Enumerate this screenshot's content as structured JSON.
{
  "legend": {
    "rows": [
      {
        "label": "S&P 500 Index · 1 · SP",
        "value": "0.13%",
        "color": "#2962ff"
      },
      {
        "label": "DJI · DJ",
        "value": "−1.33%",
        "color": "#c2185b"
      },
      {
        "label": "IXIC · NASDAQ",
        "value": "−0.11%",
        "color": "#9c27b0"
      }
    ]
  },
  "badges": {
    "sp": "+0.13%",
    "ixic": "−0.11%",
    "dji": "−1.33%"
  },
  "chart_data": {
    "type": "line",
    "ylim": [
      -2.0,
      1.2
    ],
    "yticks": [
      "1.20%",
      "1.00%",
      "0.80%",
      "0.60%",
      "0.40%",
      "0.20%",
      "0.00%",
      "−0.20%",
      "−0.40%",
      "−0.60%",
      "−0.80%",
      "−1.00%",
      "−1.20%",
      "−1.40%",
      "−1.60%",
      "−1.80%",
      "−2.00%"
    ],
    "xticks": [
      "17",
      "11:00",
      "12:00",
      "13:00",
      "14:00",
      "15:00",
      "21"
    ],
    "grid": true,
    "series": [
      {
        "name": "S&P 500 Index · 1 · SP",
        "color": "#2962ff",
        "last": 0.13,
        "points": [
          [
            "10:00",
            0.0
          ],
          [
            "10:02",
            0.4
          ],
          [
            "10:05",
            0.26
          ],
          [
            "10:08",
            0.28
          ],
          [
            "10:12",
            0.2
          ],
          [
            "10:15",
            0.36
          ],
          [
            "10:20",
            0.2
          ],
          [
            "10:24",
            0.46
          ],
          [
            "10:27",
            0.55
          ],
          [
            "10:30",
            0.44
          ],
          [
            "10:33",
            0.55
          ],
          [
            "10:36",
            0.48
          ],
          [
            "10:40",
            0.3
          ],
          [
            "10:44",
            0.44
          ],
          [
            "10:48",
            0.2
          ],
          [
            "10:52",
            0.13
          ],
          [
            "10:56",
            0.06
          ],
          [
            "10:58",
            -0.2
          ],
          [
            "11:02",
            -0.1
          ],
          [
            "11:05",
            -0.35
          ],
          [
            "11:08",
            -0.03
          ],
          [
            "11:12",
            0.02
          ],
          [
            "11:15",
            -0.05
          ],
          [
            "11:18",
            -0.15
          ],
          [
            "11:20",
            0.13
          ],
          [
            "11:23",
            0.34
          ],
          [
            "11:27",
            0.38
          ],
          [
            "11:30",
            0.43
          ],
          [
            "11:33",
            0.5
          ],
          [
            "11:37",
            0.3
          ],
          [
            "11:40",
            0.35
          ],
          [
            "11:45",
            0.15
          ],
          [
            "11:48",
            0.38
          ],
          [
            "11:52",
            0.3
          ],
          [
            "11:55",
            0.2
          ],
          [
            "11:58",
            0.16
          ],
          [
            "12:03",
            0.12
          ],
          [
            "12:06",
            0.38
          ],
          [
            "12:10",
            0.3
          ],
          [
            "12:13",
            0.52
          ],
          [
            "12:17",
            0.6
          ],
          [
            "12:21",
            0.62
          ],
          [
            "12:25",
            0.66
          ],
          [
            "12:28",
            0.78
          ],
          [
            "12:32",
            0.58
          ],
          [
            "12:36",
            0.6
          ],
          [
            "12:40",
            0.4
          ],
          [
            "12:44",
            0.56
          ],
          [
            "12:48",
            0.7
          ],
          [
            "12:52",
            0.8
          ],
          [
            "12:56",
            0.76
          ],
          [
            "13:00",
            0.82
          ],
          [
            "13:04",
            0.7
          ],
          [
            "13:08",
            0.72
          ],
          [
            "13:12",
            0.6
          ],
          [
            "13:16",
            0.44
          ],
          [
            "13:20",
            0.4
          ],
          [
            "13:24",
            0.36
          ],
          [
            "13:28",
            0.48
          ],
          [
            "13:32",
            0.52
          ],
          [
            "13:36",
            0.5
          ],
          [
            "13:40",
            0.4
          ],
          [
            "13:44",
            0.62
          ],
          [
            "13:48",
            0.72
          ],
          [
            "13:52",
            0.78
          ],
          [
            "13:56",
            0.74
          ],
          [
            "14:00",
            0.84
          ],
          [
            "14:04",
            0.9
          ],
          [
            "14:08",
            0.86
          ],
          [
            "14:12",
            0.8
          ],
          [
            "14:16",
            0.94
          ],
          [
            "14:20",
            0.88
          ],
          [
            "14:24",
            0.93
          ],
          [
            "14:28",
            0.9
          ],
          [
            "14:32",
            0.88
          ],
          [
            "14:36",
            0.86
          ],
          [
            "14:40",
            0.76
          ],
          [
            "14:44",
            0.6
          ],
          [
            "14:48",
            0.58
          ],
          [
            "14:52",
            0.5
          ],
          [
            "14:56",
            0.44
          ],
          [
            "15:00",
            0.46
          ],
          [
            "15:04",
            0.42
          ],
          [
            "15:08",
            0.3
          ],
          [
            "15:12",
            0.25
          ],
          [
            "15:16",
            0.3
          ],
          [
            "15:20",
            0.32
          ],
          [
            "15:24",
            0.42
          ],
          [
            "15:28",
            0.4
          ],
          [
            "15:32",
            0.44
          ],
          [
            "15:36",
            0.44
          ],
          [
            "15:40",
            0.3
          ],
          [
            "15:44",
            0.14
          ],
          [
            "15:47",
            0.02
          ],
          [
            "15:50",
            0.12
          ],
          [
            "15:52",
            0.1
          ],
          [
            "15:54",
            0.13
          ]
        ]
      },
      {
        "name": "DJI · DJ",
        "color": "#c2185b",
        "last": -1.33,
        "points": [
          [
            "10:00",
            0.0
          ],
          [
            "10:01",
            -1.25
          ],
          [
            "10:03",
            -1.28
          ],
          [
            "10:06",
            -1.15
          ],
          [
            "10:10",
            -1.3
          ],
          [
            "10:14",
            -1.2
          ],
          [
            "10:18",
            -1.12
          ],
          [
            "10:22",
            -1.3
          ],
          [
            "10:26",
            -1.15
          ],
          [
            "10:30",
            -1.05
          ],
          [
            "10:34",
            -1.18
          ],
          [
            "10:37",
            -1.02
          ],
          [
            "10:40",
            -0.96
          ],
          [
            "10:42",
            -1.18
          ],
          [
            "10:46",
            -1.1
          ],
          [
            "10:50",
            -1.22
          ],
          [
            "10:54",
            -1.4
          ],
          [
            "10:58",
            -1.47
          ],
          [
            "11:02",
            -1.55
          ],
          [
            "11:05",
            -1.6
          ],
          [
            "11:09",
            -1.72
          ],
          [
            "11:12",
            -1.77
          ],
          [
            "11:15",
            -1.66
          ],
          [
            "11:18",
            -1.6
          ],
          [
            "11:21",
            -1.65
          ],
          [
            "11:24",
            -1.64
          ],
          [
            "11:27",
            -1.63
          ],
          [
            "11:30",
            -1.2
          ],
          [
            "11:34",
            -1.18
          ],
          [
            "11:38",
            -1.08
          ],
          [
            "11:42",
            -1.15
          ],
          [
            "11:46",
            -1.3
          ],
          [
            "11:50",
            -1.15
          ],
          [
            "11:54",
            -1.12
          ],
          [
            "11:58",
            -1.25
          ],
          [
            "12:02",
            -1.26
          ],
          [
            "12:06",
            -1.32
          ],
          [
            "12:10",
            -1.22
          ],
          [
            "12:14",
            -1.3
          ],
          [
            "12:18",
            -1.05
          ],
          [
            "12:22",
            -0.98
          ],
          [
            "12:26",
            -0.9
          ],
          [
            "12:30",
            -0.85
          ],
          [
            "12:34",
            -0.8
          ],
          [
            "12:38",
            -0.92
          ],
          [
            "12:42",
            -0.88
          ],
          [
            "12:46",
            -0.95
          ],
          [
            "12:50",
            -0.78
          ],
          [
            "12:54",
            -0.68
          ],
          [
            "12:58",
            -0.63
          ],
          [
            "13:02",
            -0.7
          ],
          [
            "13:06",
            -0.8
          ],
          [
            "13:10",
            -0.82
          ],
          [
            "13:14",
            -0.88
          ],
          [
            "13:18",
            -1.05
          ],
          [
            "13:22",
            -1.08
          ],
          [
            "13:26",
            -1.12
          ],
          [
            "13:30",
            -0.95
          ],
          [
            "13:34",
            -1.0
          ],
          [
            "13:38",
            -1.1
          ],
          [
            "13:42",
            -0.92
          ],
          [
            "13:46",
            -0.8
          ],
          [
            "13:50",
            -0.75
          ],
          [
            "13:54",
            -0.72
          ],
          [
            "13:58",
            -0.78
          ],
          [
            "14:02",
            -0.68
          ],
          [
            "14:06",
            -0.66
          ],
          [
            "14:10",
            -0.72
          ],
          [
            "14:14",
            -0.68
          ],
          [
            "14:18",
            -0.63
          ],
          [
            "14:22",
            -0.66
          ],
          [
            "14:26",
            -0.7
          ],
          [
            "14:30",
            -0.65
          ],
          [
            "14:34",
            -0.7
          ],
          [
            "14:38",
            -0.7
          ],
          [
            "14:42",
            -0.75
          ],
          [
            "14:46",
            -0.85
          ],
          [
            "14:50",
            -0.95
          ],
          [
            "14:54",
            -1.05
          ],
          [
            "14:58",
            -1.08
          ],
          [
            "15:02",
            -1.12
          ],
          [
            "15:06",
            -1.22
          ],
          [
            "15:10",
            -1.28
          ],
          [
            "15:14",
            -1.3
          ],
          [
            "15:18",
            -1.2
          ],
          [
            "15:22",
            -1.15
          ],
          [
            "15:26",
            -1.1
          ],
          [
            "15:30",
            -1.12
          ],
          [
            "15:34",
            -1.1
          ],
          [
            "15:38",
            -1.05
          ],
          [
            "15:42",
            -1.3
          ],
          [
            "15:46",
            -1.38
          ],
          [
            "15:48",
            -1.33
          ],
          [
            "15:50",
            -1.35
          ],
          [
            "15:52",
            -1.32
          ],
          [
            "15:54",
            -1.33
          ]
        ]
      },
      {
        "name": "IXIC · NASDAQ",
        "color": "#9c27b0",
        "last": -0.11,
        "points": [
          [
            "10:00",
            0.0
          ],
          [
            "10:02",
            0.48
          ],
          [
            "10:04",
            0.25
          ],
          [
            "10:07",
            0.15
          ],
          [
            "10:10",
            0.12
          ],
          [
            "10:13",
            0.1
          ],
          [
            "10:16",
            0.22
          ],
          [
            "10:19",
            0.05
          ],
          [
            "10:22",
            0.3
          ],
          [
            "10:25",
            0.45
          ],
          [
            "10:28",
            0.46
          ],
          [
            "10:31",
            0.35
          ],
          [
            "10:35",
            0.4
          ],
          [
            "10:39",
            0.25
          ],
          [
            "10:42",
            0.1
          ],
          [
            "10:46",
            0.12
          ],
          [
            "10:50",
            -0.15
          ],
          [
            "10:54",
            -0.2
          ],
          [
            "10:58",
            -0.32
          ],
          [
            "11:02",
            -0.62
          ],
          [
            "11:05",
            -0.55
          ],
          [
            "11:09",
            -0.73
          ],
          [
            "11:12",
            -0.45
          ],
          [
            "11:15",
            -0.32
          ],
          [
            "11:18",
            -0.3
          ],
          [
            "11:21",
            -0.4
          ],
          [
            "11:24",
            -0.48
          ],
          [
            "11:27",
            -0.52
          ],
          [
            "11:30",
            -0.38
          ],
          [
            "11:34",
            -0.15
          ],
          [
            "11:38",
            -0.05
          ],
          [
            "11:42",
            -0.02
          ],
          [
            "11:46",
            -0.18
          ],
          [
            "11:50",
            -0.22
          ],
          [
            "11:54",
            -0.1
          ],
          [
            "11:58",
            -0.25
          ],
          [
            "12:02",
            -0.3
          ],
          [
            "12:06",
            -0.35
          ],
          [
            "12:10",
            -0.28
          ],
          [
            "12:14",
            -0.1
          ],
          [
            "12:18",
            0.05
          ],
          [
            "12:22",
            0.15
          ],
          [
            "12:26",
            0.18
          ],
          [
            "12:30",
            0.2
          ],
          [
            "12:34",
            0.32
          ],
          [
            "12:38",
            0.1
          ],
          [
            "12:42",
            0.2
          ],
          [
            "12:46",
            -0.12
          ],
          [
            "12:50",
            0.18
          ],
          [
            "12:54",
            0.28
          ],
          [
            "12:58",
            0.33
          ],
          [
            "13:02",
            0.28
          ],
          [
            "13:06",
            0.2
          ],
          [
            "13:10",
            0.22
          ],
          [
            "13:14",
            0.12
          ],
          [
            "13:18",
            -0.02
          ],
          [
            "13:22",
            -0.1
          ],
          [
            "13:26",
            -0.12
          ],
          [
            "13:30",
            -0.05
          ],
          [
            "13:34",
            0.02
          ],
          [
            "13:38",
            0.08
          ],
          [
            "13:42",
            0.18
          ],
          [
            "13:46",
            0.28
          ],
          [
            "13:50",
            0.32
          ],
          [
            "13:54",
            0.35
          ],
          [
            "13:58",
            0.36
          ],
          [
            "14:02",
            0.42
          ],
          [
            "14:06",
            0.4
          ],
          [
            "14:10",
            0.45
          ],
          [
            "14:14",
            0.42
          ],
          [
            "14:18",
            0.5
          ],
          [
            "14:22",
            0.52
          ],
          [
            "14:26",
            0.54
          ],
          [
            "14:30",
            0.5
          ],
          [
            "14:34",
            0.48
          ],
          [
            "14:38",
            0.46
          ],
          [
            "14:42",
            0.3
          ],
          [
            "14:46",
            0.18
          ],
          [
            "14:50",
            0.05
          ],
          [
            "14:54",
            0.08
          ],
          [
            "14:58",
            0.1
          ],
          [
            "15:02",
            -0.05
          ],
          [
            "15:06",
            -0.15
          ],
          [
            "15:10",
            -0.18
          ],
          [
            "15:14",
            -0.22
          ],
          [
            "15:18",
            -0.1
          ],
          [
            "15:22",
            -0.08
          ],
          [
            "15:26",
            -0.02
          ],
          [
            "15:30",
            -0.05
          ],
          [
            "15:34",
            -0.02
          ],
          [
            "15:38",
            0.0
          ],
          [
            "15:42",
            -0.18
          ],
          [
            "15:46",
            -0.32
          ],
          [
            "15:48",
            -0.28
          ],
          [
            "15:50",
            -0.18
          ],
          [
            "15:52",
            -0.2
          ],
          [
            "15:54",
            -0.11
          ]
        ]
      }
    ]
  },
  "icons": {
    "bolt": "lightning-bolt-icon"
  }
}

++++++++

Aim of the task: Wherever the word "label" occurs in a line of the listing, copy that line.

Task result:
        "label": "S&P 500 Index · 1 · SP",
        "label": "DJI · DJ",
        "label": "IXIC · NASDAQ",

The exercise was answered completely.